■ TASK DIRECTIONS ■
State how many lines of the entries hold the string "sicurezza", and nothing more.

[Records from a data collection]
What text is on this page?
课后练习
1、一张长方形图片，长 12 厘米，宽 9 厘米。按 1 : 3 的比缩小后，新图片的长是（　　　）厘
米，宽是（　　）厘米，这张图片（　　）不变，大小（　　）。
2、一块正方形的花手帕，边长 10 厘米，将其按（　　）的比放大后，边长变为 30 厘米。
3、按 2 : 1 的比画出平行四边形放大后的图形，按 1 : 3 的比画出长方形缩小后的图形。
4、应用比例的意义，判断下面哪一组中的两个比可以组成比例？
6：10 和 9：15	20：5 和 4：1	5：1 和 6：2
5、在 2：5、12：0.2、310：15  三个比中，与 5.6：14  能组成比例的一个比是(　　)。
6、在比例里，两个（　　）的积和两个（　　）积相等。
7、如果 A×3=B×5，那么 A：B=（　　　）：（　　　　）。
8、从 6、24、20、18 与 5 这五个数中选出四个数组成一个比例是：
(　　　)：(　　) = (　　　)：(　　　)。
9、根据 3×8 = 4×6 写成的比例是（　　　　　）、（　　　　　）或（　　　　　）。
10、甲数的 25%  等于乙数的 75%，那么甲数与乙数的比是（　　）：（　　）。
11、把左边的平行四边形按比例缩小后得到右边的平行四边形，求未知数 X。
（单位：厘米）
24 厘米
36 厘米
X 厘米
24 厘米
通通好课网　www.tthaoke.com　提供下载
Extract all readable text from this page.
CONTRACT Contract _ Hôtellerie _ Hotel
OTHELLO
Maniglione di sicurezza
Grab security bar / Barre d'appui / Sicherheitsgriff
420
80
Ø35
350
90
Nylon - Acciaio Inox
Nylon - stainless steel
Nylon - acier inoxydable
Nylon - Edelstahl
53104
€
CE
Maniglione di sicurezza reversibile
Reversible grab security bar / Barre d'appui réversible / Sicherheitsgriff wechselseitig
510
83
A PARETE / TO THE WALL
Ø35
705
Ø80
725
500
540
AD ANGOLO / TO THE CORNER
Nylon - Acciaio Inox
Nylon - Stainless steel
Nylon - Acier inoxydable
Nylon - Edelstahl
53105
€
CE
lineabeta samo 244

■ TASK RESPONSE ■
2